Quote, without change, all of the lines that follow.
━━ Extracted records
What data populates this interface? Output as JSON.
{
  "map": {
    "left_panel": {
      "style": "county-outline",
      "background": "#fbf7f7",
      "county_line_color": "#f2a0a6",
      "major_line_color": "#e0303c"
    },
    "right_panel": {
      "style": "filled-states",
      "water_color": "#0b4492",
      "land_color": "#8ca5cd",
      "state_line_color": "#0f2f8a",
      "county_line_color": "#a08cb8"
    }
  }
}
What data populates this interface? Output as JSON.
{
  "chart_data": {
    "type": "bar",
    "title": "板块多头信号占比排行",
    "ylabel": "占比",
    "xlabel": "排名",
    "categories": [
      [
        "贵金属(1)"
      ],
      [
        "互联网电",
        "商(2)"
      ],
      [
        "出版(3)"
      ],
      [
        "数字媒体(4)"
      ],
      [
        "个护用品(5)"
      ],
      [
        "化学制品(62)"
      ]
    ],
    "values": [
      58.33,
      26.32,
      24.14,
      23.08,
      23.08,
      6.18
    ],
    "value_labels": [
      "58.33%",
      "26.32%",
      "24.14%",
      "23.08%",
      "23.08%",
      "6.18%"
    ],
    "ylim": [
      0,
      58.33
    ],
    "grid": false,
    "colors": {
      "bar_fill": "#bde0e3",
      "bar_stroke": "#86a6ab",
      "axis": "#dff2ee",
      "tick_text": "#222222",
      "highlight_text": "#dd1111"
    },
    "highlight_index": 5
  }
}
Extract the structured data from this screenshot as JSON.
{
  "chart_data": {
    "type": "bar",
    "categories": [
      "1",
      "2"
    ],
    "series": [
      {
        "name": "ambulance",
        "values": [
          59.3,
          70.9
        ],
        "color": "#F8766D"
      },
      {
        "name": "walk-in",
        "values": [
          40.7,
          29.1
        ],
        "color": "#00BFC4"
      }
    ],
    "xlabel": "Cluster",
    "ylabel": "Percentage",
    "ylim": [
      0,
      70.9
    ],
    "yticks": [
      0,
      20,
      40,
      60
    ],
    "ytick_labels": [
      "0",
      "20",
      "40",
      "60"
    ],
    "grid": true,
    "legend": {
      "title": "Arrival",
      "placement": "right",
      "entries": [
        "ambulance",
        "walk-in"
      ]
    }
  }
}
━━━━
Correct response:
What data populates this interface? Output as JSON.
{
  "map": {
    "left_panel": {
      "style": "county-outline",
      "background": "#fbf7f7",
      "county_line_color": "#f2a0a6",
      "major_line_color": "#e0303c"
    },
    "right_panel": {
      "style": "filled-states",
      "water_color": "#0b4492",
      "land_color": "#8ca5cd",
      "state_line_color": "#0f2f8a",
      "county_line_color": "#a08cb8"
    }
  }
}
What data populates this interface? Output as JSON.
{
  "chart_data": {
    "type": "bar",
    "title": "板块多头信号占比排行",
    "ylabel": "占比",
    "xlabel": "排名",
    "categories": [
      [
        "贵金属(1)"
      ],
      [
        "互联网电",
        "商(2)"
      ],
      [
        "出版(3)"
      ],
      [
        "数字媒体(4)"
      ],
      [
        "个护用品(5)"
      ],
      [
        "化学制品(62)"
      ]
    ],
    "values": [
      58.33,
      26.32,
      24.14,
      23.08,
      23.08,
      6.18
    ],
    "value_labels": [
      "58.33%",
      "26.32%",
      "24.14%",
      "23.08%",
      "23.08%",
      "6.18%"
    ],
    "ylim": [
      0,
      58.33
    ],
    "grid": false,
    "colors": {
      "bar_fill": "#bde0e3",
      "bar_stroke": "#86a6ab",
      "axis": "#dff2ee",
      "tick_text": "#222222",
      "highlight_text": "#dd1111"
    },
    "highlight_index": 5
  }
}
Extract the structured data from this screenshot as JSON.
{
  "chart_data": {
    "type": "bar",
    "categories": [
      "1",
      "2"
    ],
    "series": [
      {
        "name": "ambulance",
        "values": [
          59.3,
          70.9
        ],
        "color": "#F8766D"
      },
      {
        "name": "walk-in",
        "values": [
          40.7,
          29.1
        ],
        "color": "#00BFC4"
      }
    ],
    "xlabel": "Cluster",
    "ylabel": "Percentage",
    "ylim": [
      0,
      70.9
    ],
    "yticks": [
      0,
      20,
      40,
      60
    ],
    "ytick_labels": [
      "0",
      "20",
      "40",
      "60"
    ],
    "grid": true,
    "legend": {
      "title": "Arrival",
      "placement": "right",
      "entries": [
        "ambulance",
        "walk-in"
      ]
    }
  }
}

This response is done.